**What you need to do**
Write down every entry below once more, exactly.

--- start of Task material ---

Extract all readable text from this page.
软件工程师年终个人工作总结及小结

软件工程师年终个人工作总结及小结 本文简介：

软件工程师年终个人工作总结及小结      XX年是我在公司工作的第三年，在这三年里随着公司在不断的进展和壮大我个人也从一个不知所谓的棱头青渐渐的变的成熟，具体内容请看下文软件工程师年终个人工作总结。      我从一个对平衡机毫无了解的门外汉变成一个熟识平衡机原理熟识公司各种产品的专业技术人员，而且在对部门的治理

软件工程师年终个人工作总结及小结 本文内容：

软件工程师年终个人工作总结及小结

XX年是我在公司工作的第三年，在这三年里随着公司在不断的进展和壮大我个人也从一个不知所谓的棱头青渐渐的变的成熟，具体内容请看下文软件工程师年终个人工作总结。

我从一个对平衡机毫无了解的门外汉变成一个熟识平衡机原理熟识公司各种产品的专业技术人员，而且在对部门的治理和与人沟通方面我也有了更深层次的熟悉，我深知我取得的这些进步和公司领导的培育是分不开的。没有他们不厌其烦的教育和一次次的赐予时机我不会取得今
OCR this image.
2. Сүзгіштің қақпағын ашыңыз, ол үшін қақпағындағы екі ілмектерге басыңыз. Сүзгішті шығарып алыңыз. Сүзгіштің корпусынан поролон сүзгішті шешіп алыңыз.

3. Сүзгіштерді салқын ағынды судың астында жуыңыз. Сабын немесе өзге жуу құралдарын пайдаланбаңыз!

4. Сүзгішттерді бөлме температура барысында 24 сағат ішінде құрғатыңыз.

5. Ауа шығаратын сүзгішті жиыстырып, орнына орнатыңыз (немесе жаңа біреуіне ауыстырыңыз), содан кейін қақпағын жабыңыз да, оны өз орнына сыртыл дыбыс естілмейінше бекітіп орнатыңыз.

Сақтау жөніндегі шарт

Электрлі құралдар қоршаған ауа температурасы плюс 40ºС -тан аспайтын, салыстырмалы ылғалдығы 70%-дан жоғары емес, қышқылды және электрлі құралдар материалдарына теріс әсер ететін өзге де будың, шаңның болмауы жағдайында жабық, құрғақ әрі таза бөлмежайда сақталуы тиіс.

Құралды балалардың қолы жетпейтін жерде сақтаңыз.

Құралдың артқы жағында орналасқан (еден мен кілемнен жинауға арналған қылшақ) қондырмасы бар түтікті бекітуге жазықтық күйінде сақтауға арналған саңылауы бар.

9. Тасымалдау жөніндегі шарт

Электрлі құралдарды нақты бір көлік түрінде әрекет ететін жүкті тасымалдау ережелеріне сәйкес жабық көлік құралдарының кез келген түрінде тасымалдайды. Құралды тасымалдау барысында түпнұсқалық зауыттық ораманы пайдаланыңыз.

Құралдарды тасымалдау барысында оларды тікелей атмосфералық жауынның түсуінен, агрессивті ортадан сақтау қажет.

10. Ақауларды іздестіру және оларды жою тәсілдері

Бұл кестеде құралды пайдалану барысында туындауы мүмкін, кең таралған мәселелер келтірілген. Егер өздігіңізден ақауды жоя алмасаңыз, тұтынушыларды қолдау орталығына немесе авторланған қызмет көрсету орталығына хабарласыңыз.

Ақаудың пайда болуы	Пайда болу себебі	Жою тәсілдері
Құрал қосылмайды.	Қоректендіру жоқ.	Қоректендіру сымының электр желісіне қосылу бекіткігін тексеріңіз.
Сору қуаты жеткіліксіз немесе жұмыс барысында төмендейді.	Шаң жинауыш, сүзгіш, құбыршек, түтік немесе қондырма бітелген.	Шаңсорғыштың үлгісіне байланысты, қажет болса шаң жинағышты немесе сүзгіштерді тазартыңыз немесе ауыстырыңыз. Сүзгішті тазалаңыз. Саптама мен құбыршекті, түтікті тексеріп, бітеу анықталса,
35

--- end of Task material ---

**Complete output**
Extract all readable text from this page.
软件工程师年终个人工作总结及小结

软件工程师年终个人工作总结及小结 本文简介：

软件工程师年终个人工作总结及小结      XX年是我在公司工作的第三年，在这三年里随着公司在不断的进展和壮大我个人也从一个不知所谓的棱头青渐渐的变的成熟，具体内容请看下文软件工程师年终个人工作总结。      我从一个对平衡机毫无了解的门外汉变成一个熟识平衡机原理熟识公司各种产品的专业技术人员，而且在对部门的治理

软件工程师年终个人工作总结及小结 本文内容：

软件工程师年终个人工作总结及小结

XX年是我在公司工作的第三年，在这三年里随着公司在不断的进展和壮大我个人也从一个不知所谓的棱头青渐渐的变的成熟，具体内容请看下文软件工程师年终个人工作总结。

我从一个对平衡机毫无了解的门外汉变成一个熟识平衡机原理熟识公司各种产品的专业技术人员，而且在对部门的治理和与人沟通方面我也有了更深层次的熟悉，我深知我取得的这些进步和公司领导的培育是分不开的。没有他们不厌其烦的教育和一次次的赐予时机我不会取得今
OCR this image.
2. Сүзгіштің қақпағын ашыңыз, ол үшін қақпағындағы екі ілмектерге басыңыз. Сүзгішті шығарып алыңыз. Сүзгіштің корпусынан поролон сүзгішті шешіп алыңыз.

3. Сүзгіштерді салқын ағынды судың астында жуыңыз. Сабын немесе өзге жуу құралдарын пайдаланбаңыз!

4. Сүзгішттерді бөлме температура барысында 24 сағат ішінде құрғатыңыз.

5. Ауа шығаратын сүзгішті жиыстырып, орнына орнатыңыз (немесе жаңа біреуіне ауыстырыңыз), содан кейін қақпағын жабыңыз да, оны өз орнына сыртыл дыбыс естілмейінше бекітіп орнатыңыз.

Сақтау жөніндегі шарт

Электрлі құралдар қоршаған ауа температурасы плюс 40ºС -тан аспайтын, салыстырмалы ылғалдығы 70%-дан жоғары емес, қышқылды және электрлі құралдар материалдарына теріс әсер ететін өзге де будың, шаңның болмауы жағдайында жабық, құрғақ әрі таза бөлмежайда сақталуы тиіс.

Құралды балалардың қолы жетпейтін жерде сақтаңыз.

Құралдың артқы жағында орналасқан (еден мен кілемнен жинауға арналған қылшақ) қондырмасы бар түтікті бекітуге жазықтық күйінде сақтауға арналған саңылауы бар.

9. Тасымалдау жөніндегі шарт

Электрлі құралдарды нақты бір көлік түрінде әрекет ететін жүкті тасымалдау ережелеріне сәйкес жабық көлік құралдарының кез келген түрінде тасымалдайды. Құралды тасымалдау барысында түпнұсқалық зауыттық ораманы пайдаланыңыз.

Құралдарды тасымалдау барысында оларды тікелей атмосфералық жауынның түсуінен, агрессивті ортадан сақтау қажет.

10. Ақауларды іздестіру және оларды жою тәсілдері

Бұл кестеде құралды пайдалану барысында туындауы мүмкін, кең таралған мәселелер келтірілген. Егер өздігіңізден ақауды жоя алмасаңыз, тұтынушыларды қолдау орталығына немесе авторланған қызмет көрсету орталығына хабарласыңыз.

Ақаудың пайда болуы	Пайда болу себебі	Жою тәсілдері
Құрал қосылмайды.	Қоректендіру жоқ.	Қоректендіру сымының электр желісіне қосылу бекіткігін тексеріңіз.
Сору қуаты жеткіліксіз немесе жұмыс барысында төмендейді.	Шаң жинауыш, сүзгіш, құбыршек, түтік немесе қондырма бітелген.	Шаңсорғыштың үлгісіне байланысты, қажет болса шаң жинағышты немесе сүзгіштерді тазартыңыз немесе ауыстырыңыз. Сүзгішті тазалаңыз. Саптама мен құбыршекті, түтікті тексеріп, бітеу анықталса,
35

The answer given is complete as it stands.